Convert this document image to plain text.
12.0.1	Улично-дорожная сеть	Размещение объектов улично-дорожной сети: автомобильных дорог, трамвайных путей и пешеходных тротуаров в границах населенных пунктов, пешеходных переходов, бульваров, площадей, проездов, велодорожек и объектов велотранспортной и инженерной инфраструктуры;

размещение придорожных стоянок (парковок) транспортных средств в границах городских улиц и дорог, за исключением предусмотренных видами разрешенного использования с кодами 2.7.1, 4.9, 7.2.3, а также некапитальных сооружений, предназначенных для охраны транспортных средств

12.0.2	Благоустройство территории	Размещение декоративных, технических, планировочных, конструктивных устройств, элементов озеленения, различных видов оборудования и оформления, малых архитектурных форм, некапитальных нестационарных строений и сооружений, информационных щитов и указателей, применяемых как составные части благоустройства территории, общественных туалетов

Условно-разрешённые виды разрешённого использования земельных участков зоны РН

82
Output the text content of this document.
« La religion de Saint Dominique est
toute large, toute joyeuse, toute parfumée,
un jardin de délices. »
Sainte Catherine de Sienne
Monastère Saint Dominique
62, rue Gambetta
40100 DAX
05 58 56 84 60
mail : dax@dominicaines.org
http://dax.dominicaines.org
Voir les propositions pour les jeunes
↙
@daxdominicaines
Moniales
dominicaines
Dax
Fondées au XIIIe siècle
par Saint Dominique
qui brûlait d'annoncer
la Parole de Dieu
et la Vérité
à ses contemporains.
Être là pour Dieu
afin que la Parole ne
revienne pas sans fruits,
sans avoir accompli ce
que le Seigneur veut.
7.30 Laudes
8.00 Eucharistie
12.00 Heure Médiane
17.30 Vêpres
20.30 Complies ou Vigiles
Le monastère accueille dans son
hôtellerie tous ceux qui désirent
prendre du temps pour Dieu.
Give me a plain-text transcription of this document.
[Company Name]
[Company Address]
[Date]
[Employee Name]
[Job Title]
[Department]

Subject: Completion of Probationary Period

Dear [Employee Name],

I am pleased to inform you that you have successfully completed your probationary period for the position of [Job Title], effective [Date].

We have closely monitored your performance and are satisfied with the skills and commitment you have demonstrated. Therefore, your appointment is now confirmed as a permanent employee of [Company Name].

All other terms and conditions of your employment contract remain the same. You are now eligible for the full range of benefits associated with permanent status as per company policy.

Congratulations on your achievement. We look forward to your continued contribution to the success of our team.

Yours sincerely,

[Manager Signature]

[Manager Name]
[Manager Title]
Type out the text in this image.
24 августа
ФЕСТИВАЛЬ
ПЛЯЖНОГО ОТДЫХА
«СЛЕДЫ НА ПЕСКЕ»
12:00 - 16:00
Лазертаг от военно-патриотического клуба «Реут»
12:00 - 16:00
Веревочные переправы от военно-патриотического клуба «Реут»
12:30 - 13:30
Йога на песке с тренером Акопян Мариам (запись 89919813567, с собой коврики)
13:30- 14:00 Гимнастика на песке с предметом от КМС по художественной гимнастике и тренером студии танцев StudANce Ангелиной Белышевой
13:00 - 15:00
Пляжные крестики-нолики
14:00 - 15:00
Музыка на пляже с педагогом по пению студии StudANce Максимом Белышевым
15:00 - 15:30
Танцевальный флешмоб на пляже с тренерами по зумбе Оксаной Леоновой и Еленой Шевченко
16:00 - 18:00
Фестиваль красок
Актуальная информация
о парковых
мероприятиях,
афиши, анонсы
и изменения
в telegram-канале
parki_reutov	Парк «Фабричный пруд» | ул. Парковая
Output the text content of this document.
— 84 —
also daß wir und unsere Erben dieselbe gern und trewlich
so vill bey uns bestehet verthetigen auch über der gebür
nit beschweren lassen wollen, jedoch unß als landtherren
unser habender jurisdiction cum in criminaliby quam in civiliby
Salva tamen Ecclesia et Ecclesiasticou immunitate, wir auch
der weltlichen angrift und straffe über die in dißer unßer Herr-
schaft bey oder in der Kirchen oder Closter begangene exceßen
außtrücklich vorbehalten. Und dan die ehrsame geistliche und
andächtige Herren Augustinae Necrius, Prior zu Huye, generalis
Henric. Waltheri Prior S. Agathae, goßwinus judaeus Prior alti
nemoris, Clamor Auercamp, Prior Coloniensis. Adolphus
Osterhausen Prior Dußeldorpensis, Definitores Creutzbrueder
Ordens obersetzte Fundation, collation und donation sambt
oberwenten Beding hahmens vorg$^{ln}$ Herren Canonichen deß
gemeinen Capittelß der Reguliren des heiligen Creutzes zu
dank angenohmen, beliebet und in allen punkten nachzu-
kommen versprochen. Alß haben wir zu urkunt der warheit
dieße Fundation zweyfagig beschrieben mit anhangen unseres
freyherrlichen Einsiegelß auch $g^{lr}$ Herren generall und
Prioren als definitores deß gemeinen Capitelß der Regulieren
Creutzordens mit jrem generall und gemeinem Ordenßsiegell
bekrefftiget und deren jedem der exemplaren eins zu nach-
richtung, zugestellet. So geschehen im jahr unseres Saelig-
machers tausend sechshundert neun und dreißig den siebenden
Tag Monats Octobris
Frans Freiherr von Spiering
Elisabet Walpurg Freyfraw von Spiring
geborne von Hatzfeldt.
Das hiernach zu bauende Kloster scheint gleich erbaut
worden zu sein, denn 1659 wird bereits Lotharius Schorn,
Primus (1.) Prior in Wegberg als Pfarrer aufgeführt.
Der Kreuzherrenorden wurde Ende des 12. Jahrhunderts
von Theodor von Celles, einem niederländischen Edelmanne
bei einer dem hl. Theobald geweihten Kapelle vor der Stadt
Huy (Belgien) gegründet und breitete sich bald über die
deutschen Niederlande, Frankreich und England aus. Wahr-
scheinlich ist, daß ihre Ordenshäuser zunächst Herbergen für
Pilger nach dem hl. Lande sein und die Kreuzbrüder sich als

REQUIREMENT:
Repeat the records above in full, character for character.

EXERCISE RESULT:
Convert this document image to plain text.
12.0.1	Улично-дорожная сеть	Размещение объектов улично-дорожной сети: автомобильных дорог, трамвайных путей и пешеходных тротуаров в границах населенных пунктов, пешеходных переходов, бульваров, площадей, проездов, велодорожек и объектов велотранспортной и инженерной инфраструктуры;

размещение придорожных стоянок (парковок) транспортных средств в границах городских улиц и дорог, за исключением предусмотренных видами разрешенного использования с кодами 2.7.1, 4.9, 7.2.3, а также некапитальных сооружений, предназначенных для охраны транспортных средств

12.0.2	Благоустройство территории	Размещение декоративных, технических, планировочных, конструктивных устройств, элементов озеленения, различных видов оборудования и оформления, малых архитектурных форм, некапитальных нестационарных строений и сооружений, информационных щитов и указателей, применяемых как составные части благоустройства территории, общественных туалетов

Условно-разрешённые виды разрешённого использования земельных участков зоны РН

82
Output the text content of this document.
« La religion de Saint Dominique est
toute large, toute joyeuse, toute parfumée,
un jardin de délices. »
Sainte Catherine de Sienne
Monastère Saint Dominique
62, rue Gambetta
40100 DAX
05 58 56 84 60
mail : dax@dominicaines.org
http://dax.dominicaines.org
Voir les propositions pour les jeunes
↙
@daxdominicaines
Moniales
dominicaines
Dax
Fondées au XIIIe siècle
par Saint Dominique
qui brûlait d'annoncer
la Parole de Dieu
et la Vérité
à ses contemporains.
Être là pour Dieu
afin que la Parole ne
revienne pas sans fruits,
sans avoir accompli ce
que le Seigneur veut.
7.30 Laudes
8.00 Eucharistie
12.00 Heure Médiane
17.30 Vêpres
20.30 Complies ou Vigiles
Le monastère accueille dans son
hôtellerie tous ceux qui désirent
prendre du temps pour Dieu.
Give me a plain-text transcription of this document.
[Company Name]
[Company Address]
[Date]
[Employee Name]
[Job Title]
[Department]

Subject: Completion of Probationary Period

Dear [Employee Name],

I am pleased to inform you that you have successfully completed your probationary period for the position of [Job Title], effective [Date].

We have closely monitored your performance and are satisfied with the skills and commitment you have demonstrated. Therefore, your appointment is now confirmed as a permanent employee of [Company Name].

All other terms and conditions of your employment contract remain the same. You are now eligible for the full range of benefits associated with permanent status as per company policy.

Congratulations on your achievement. We look forward to your continued contribution to the success of our team.

Yours sincerely,

[Manager Signature]

[Manager Name]
[Manager Title]
Type out the text in this image.
24 августа
ФЕСТИВАЛЬ
ПЛЯЖНОГО ОТДЫХА
«СЛЕДЫ НА ПЕСКЕ»
12:00 - 16:00
Лазертаг от военно-патриотического клуба «Реут»
12:00 - 16:00
Веревочные переправы от военно-патриотического клуба «Реут»
12:30 - 13:30
Йога на песке с тренером Акопян Мариам (запись 89919813567, с собой коврики)
13:30- 14:00 Гимнастика на песке с предметом от КМС по художественной гимнастике и тренером студии танцев StudANce Ангелиной Белышевой
13:00 - 15:00
Пляжные крестики-нолики
14:00 - 15:00
Музыка на пляже с педагогом по пению студии StudANce Максимом Белышевым
15:00 - 15:30
Танцевальный флешмоб на пляже с тренерами по зумбе Оксаной Леоновой и Еленой Шевченко
16:00 - 18:00
Фестиваль красок
Актуальная информация
о парковых
мероприятиях,
афиши, анонсы
и изменения
в telegram-канале
parki_reutov	Парк «Фабричный пруд» | ул. Парковая
Output the text content of this document.
— 84 —
also daß wir und unsere Erben dieselbe gern und trewlich
so vill bey uns bestehet verthetigen auch über der gebür
nit beschweren lassen wollen, jedoch unß als landtherren
unser habender jurisdiction cum in criminaliby quam in civiliby
Salva tamen Ecclesia et Ecclesiasticou immunitate, wir auch
der weltlichen angrift und straffe über die in dißer unßer Herr-
schaft bey oder in der Kirchen oder Closter begangene exceßen
außtrücklich vorbehalten. Und dan die ehrsame geistliche und
andächtige Herren Augustinae Necrius, Prior zu Huye, generalis
Henric. Waltheri Prior S. Agathae, goßwinus judaeus Prior alti
nemoris, Clamor Auercamp, Prior Coloniensis. Adolphus
Osterhausen Prior Dußeldorpensis, Definitores Creutzbrueder
Ordens obersetzte Fundation, collation und donation sambt
oberwenten Beding hahmens vorg$^{ln}$ Herren Canonichen deß
gemeinen Capittelß der Reguliren des heiligen Creutzes zu
dank angenohmen, beliebet und in allen punkten nachzu-
kommen versprochen. Alß haben wir zu urkunt der warheit
dieße Fundation zweyfagig beschrieben mit anhangen unseres
freyherrlichen Einsiegelß auch $g^{lr}$ Herren generall und
Prioren als definitores deß gemeinen Capitelß der Regulieren
Creutzordens mit jrem generall und gemeinem Ordenßsiegell
bekrefftiget und deren jedem der exemplaren eins zu nach-
richtung, zugestellet. So geschehen im jahr unseres Saelig-
machers tausend sechshundert neun und dreißig den siebenden
Tag Monats Octobris
Frans Freiherr von Spiering
Elisabet Walpurg Freyfraw von Spiring
geborne von Hatzfeldt.
Das hiernach zu bauende Kloster scheint gleich erbaut
worden zu sein, denn 1659 wird bereits Lotharius Schorn,
Primus (1.) Prior in Wegberg als Pfarrer aufgeführt.
Der Kreuzherrenorden wurde Ende des 12. Jahrhunderts
von Theodor von Celles, einem niederländischen Edelmanne
bei einer dem hl. Theobald geweihten Kapelle vor der Stadt
Huy (Belgien) gegründet und breitete sich bald über die
deutschen Niederlande, Frankreich und England aus. Wahr-
scheinlich ist, daß ihre Ordenshäuser zunächst Herbergen für
Pilger nach dem hl. Lande sein und die Kreuzbrüder sich als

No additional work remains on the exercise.